Objective: Reproduce the listing below verbatim.
┌──
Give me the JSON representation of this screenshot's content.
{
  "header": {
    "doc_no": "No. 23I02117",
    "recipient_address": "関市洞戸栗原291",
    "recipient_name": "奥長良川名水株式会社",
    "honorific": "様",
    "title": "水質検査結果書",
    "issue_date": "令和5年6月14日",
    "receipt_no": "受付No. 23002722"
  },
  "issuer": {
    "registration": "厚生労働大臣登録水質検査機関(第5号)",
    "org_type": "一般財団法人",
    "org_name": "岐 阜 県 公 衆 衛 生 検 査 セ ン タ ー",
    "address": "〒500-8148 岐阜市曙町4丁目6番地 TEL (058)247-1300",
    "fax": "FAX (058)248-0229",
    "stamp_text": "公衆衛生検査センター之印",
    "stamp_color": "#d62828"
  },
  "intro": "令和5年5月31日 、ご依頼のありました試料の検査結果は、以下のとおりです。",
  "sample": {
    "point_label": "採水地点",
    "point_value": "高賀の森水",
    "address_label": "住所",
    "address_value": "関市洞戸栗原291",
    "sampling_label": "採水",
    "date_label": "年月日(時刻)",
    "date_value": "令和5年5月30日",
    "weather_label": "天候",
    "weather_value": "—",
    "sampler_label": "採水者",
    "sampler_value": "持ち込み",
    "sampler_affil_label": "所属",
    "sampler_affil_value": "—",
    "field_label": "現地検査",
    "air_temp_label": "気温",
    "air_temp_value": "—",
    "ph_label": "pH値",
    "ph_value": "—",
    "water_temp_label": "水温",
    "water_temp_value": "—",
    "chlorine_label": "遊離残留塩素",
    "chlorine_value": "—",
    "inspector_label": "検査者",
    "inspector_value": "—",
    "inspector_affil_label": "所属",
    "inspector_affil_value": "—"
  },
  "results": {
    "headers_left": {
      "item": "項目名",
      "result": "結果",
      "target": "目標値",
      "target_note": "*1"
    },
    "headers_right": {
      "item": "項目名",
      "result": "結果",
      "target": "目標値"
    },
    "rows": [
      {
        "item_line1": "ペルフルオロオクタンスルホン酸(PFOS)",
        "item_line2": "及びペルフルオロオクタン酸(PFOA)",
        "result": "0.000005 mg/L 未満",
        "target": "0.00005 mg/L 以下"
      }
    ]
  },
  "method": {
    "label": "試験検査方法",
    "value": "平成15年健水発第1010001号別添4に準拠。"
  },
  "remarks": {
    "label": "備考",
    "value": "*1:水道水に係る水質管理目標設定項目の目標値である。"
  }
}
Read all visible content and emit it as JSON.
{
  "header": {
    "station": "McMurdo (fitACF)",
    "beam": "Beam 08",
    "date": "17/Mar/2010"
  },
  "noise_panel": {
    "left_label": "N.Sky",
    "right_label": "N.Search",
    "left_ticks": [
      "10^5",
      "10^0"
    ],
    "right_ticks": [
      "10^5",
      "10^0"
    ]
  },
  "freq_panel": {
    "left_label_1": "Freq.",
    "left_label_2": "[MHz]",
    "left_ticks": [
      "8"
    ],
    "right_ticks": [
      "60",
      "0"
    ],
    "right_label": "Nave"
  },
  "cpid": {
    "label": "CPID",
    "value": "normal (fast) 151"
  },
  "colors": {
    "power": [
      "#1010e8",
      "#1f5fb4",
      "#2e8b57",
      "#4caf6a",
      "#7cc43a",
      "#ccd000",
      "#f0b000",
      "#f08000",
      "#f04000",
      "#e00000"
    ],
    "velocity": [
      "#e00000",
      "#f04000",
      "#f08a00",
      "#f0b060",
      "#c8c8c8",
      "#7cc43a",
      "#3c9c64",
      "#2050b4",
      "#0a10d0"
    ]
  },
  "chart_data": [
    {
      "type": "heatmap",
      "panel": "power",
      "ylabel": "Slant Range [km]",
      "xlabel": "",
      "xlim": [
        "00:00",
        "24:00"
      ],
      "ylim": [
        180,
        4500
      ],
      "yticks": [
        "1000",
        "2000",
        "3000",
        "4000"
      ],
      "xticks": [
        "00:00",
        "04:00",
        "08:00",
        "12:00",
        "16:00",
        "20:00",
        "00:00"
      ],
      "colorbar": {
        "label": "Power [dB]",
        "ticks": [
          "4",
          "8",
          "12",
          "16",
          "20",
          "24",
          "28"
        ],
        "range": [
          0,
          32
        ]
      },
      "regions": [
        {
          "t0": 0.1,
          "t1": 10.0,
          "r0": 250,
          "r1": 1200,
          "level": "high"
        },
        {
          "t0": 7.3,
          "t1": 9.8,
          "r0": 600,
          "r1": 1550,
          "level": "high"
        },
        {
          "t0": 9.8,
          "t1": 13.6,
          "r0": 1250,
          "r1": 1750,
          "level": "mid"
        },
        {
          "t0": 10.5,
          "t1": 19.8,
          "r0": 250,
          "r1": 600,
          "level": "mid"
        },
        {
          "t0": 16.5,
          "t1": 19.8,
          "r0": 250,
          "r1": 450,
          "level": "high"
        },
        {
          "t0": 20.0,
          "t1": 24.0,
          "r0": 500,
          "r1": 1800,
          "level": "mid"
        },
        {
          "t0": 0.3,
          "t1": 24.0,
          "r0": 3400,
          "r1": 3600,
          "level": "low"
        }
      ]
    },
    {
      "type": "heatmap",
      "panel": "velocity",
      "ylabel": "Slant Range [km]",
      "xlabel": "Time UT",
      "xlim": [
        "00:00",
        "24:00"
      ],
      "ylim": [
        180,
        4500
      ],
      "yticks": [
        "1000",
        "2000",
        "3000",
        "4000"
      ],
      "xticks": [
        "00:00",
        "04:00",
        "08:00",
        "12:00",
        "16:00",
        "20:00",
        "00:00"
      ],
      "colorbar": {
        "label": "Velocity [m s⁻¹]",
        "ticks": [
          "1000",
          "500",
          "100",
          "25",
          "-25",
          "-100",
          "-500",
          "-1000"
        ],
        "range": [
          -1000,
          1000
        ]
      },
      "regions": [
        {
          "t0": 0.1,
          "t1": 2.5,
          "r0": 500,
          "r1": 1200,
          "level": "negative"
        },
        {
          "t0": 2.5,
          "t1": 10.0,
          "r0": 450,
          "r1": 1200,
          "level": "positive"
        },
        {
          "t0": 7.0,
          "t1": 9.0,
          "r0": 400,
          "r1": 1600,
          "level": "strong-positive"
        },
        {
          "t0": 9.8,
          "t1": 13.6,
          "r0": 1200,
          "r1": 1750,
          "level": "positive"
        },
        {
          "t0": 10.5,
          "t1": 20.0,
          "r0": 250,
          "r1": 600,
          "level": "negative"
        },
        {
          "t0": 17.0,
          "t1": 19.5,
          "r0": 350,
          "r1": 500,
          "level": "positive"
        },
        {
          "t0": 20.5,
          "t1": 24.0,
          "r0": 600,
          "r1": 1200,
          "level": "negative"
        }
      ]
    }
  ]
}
└──
Output for this exercise:
Give me the JSON representation of this screenshot's content.
{
  "header": {
    "doc_no": "No. 23I02117",
    "recipient_address": "関市洞戸栗原291",
    "recipient_name": "奥長良川名水株式会社",
    "honorific": "様",
    "title": "水質検査結果書",
    "issue_date": "令和5年6月14日",
    "receipt_no": "受付No. 23002722"
  },
  "issuer": {
    "registration": "厚生労働大臣登録水質検査機関(第5号)",
    "org_type": "一般財団法人",
    "org_name": "岐 阜 県 公 衆 衛 生 検 査 セ ン タ ー",
    "address": "〒500-8148 岐阜市曙町4丁目6番地 TEL (058)247-1300",
    "fax": "FAX (058)248-0229",
    "stamp_text": "公衆衛生検査センター之印",
    "stamp_color": "#d62828"
  },
  "intro": "令和5年5月31日 、ご依頼のありました試料の検査結果は、以下のとおりです。",
  "sample": {
    "point_label": "採水地点",
    "point_value": "高賀の森水",
    "address_label": "住所",
    "address_value": "関市洞戸栗原291",
    "sampling_label": "採水",
    "date_label": "年月日(時刻)",
    "date_value": "令和5年5月30日",
    "weather_label": "天候",
    "weather_value": "—",
    "sampler_label": "採水者",
    "sampler_value": "持ち込み",
    "sampler_affil_label": "所属",
    "sampler_affil_value": "—",
    "field_label": "現地検査",
    "air_temp_label": "気温",
    "air_temp_value": "—",
    "ph_label": "pH値",
    "ph_value": "—",
    "water_temp_label": "水温",
    "water_temp_value": "—",
    "chlorine_label": "遊離残留塩素",
    "chlorine_value": "—",
    "inspector_label": "検査者",
    "inspector_value": "—",
    "inspector_affil_label": "所属",
    "inspector_affil_value": "—"
  },
  "results": {
    "headers_left": {
      "item": "項目名",
      "result": "結果",
      "target": "目標値",
      "target_note": "*1"
    },
    "headers_right": {
      "item": "項目名",
      "result": "結果",
      "target": "目標値"
    },
    "rows": [
      {
        "item_line1": "ペルフルオロオクタンスルホン酸(PFOS)",
        "item_line2": "及びペルフルオロオクタン酸(PFOA)",
        "result": "0.000005 mg/L 未満",
        "target": "0.00005 mg/L 以下"
      }
    ]
  },
  "method": {
    "label": "試験検査方法",
    "value": "平成15年健水発第1010001号別添4に準拠。"
  },
  "remarks": {
    "label": "備考",
    "value": "*1:水道水に係る水質管理目標設定項目の目標値である。"
  }
}
Read all visible content and emit it as JSON.
{
  "header": {
    "station": "McMurdo (fitACF)",
    "beam": "Beam 08",
    "date": "17/Mar/2010"
  },
  "noise_panel": {
    "left_label": "N.Sky",
    "right_label": "N.Search",
    "left_ticks": [
      "10^5",
      "10^0"
    ],
    "right_ticks": [
      "10^5",
      "10^0"
    ]
  },
  "freq_panel": {
    "left_label_1": "Freq.",
    "left_label_2": "[MHz]",
    "left_ticks": [
      "8"
    ],
    "right_ticks": [
      "60",
      "0"
    ],
    "right_label": "Nave"
  },
  "cpid": {
    "label": "CPID",
    "value": "normal (fast) 151"
  },
  "colors": {
    "power": [
      "#1010e8",
      "#1f5fb4",
      "#2e8b57",
      "#4caf6a",
      "#7cc43a",
      "#ccd000",
      "#f0b000",
      "#f08000",
      "#f04000",
      "#e00000"
    ],
    "velocity": [
      "#e00000",
      "#f04000",
      "#f08a00",
      "#f0b060",
      "#c8c8c8",
      "#7cc43a",
      "#3c9c64",
      "#2050b4",
      "#0a10d0"
    ]
  },
  "chart_data": [
    {
      "type": "heatmap",
      "panel": "power",
      "ylabel": "Slant Range [km]",
      "xlabel": "",
      "xlim": [
        "00:00",
        "24:00"
      ],
      "ylim": [
        180,
        4500
      ],
      "yticks": [
        "1000",
        "2000",
        "3000",
        "4000"
      ],
      "xticks": [
        "00:00",
        "04:00",
        "08:00",
        "12:00",
        "16:00",
        "20:00",
        "00:00"
      ],
      "colorbar": {
        "label": "Power [dB]",
        "ticks": [
          "4",
          "8",
          "12",
          "16",
          "20",
          "24",
          "28"
        ],
        "range": [
          0,
          32
        ]
      },
      "regions": [
        {
          "t0": 0.1,
          "t1": 10.0,
          "r0": 250,
          "r1": 1200,
          "level": "high"
        },
        {
          "t0": 7.3,
          "t1": 9.8,
          "r0": 600,
          "r1": 1550,
          "level": "high"
        },
        {
          "t0": 9.8,
          "t1": 13.6,
          "r0": 1250,
          "r1": 1750,
          "level": "mid"
        },
        {
          "t0": 10.5,
          "t1": 19.8,
          "r0": 250,
          "r1": 600,
          "level": "mid"
        },
        {
          "t0": 16.5,
          "t1": 19.8,
          "r0": 250,
          "r1": 450,
          "level": "high"
        },
        {
          "t0": 20.0,
          "t1": 24.0,
          "r0": 500,
          "r1": 1800,
          "level": "mid"
        },
        {
          "t0": 0.3,
          "t1": 24.0,
          "r0": 3400,
          "r1": 3600,
          "level": "low"
        }
      ]
    },
    {
      "type": "heatmap",
      "panel": "velocity",
      "ylabel": "Slant Range [km]",
      "xlabel": "Time UT",
      "xlim": [
        "00:00",
        "24:00"
      ],
      "ylim": [
        180,
        4500
      ],
      "yticks": [
        "1000",
        "2000",
        "3000",
        "4000"
      ],
      "xticks": [
        "00:00",
        "04:00",
        "08:00",
        "12:00",
        "16:00",
        "20:00",
        "00:00"
      ],
      "colorbar": {
        "label": "Velocity [m s⁻¹]",
        "ticks": [
          "1000",
          "500",
          "100",
          "25",
          "-25",
          "-100",
          "-500",
          "-1000"
        ],
        "range": [
          -1000,
          1000
        ]
      },
      "regions": [
        {
          "t0": 0.1,
          "t1": 2.5,
          "r0": 500,
          "r1": 1200,
          "level": "negative"
        },
        {
          "t0": 2.5,
          "t1": 10.0,
          "r0": 450,
          "r1": 1200,
          "level": "positive"
        },
        {
          "t0": 7.0,
          "t1": 9.0,
          "r0": 400,
          "r1": 1600,
          "level": "strong-positive"
        },
        {
          "t0": 9.8,
          "t1": 13.6,
          "r0": 1200,
          "r1": 1750,
          "level": "positive"
        },
        {
          "t0": 10.5,
          "t1": 20.0,
          "r0": 250,
          "r1": 600,
          "level": "negative"
        },
        {
          "t0": 17.0,
          "t1": 19.5,
          "r0": 350,
          "r1": 500,
          "level": "positive"
        },
        {
          "t0": 20.5,
          "t1": 24.0,
          "r0": 600,
          "r1": 1200,
          "level": "negative"
        }
      ]
    }
  ]
}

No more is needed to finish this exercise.